(EXCERPTED TEXT)
I read the paragraphs over and over again, as I did with this piece from Thomas Pynchon’s introduction to the text:
Doublethink also lies behind the names of the super-ministries which run things in Oceania – the Ministry of Peace wages war, the Ministry of Truth tells lies, the Ministry of Love tortures and eventually kills anybody whom it deems a threat. If this seems unreasonably perverse, recall that in the present-day United States, few have any problem with a war-making apparatus named “the department of defence,” any more than we have saying “department of justice” with a straight face, despite well-documented abuses of human and constitutional rights by its most formidable arm, the FBI. Our nominally free news media are required to present “balanced” coverage, in which every “truth” is immediately neutered by an equal and opposite one. Every day public opinion is the target of rewritten history, official amnesia and outright lying, all of which is benevolently termed “spin,” as if it were no more harmful than a ride on a merry-go-round. We know better than what they tell us, yet hope otherwise. We believe and doubt at the same time – it seems a condition of political thought in a modern superstate to be permanently of at least two minds on most issues. Needless to say, this is of inestimable use to those in power who wish to remain there, preferably forever.

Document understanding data
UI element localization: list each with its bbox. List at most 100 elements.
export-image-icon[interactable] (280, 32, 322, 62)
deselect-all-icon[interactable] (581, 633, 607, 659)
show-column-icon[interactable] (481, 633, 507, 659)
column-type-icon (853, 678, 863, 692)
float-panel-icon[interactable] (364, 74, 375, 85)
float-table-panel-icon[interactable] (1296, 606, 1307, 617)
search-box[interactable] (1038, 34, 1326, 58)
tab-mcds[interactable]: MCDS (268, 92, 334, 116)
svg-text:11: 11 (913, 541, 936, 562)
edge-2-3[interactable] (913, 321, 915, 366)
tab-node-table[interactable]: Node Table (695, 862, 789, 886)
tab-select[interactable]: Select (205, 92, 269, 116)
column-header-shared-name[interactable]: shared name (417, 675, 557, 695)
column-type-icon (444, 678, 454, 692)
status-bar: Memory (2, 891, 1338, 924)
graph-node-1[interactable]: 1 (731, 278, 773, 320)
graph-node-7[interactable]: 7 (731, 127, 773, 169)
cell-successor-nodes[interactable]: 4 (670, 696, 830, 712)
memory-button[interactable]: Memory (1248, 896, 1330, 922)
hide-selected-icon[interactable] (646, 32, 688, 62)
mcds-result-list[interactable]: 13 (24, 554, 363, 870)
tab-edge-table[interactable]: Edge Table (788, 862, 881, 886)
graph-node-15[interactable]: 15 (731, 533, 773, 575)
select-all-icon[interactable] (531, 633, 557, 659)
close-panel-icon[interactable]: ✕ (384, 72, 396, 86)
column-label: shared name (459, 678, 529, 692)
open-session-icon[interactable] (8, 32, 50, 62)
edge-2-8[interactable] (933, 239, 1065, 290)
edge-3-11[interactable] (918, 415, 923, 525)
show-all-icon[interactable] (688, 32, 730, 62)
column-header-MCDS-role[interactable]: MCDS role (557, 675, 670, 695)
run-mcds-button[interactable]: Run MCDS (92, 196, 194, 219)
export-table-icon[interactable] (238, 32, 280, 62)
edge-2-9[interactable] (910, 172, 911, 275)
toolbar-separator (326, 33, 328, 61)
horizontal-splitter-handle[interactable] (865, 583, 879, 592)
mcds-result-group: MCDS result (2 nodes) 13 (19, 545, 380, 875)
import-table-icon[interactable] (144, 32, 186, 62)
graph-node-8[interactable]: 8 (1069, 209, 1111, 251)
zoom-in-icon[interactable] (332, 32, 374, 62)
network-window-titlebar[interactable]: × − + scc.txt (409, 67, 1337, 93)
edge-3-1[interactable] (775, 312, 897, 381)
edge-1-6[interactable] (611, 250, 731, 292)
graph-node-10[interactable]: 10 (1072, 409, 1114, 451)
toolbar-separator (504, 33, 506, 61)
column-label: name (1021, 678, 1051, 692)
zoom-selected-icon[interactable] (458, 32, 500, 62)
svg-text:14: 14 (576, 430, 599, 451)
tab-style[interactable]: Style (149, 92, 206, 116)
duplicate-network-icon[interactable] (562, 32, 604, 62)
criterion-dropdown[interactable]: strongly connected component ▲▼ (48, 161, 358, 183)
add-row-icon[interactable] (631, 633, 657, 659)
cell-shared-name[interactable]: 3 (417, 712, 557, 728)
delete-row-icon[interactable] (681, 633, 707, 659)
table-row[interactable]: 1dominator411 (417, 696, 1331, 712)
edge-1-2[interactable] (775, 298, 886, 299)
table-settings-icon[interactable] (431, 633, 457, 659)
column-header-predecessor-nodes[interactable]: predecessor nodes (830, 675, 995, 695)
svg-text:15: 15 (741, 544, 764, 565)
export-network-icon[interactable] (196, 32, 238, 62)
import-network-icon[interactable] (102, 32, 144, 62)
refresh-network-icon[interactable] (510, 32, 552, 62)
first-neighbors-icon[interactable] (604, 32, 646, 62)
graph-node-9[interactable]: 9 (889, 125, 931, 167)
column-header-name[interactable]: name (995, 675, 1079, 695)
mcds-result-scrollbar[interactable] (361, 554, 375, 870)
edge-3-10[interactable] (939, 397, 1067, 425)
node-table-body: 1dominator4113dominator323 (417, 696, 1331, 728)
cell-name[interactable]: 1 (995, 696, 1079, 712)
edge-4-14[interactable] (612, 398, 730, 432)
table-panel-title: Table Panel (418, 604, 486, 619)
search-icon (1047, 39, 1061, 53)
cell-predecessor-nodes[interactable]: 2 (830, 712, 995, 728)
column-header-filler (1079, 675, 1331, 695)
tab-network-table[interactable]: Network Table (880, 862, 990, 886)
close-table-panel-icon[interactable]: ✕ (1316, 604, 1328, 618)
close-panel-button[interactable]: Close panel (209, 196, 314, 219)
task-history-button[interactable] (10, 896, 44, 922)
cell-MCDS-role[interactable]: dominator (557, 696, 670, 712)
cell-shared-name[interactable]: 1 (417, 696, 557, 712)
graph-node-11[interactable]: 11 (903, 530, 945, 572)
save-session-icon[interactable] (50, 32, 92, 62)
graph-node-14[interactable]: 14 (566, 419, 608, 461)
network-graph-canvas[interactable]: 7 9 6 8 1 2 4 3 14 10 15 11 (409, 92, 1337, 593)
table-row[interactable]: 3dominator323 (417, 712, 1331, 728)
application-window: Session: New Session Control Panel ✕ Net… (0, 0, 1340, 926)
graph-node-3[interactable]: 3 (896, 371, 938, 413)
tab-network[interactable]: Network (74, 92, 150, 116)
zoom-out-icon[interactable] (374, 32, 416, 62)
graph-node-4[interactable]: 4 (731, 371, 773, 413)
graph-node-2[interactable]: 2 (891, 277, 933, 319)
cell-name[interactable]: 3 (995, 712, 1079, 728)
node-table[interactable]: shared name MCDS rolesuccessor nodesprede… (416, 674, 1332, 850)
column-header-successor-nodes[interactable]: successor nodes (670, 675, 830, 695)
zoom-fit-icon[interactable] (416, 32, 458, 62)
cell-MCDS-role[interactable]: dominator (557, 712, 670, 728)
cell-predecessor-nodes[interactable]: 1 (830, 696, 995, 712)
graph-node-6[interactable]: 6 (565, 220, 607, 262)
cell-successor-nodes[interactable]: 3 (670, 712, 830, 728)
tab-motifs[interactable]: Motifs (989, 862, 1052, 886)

(YOUR TASKS)
1 > In the excerpt about doublethink, what does the Ministry of Love do?
2 > Sum up the excerpt about doublethink in two sentences.
3 > Carry on the excerpt about doublethink from its last sentence.

(ANSWERS IN ORDER)
1 > It tortures and eventually kills anybody whom it deems a threat.

2 > The excerpt quotes Thomas Pynchon's introduction, which says doublethink lies behind the names of Oceania's super-ministries, such as the Ministry of Peace waging war and the Ministry of Truth telling lies. It compares this to the present-day United States, where a war-making apparatus is named "the department of defence," news media present "balanced" coverage, and lying is termed "spin," so that people believe and doubt at the same time, which is of great use to those in power.

3 >
The Party, in this context, has become an all-power institution that controls everything in the country. And to a larger extent, still, there are many Institutions we are living with, praying and worshiping: money, race, Gods, religion, nationality, gender identity, etc, that are created by human beings, in order to be, ironically, against humanity, on which I would share my thoughts someday if I manage not to vapourise, without a trail or a report.
I feel like depression is nibbling me away and I wonder what it will be like in 2084, a hundred years from 1984.